─── LISTED RECORDS ───

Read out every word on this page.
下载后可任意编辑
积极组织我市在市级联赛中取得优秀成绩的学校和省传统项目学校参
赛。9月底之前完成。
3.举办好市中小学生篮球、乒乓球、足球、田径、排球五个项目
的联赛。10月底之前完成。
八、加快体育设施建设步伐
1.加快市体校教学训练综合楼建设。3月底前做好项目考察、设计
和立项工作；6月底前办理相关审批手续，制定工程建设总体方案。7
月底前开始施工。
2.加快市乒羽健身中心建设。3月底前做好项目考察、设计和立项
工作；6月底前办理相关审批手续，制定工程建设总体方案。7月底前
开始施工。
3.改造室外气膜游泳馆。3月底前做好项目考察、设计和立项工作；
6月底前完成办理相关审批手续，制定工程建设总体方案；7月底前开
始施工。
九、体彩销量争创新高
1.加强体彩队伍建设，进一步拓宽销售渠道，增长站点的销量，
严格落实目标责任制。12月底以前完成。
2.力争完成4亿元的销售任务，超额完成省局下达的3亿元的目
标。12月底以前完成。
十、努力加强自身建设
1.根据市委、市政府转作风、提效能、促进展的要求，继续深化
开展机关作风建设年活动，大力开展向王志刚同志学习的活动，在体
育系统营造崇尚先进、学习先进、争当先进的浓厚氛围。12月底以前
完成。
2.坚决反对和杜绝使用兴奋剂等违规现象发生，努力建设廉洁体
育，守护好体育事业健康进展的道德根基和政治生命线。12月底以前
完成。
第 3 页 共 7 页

───

--- THE PROBLEM ---
Show all lines from the data above in which the word "制定工程建设总体方案" appears.

--- WRITTEN SOLUTION ---
和立项工作；6月底前办理相关审批手续，制定工程建设总体方案。7
工作；6月底前办理相关审批手续，制定工程建设总体方案。7月底前
6月底前完成办理相关审批手续，制定工程建设总体方案；7月底前开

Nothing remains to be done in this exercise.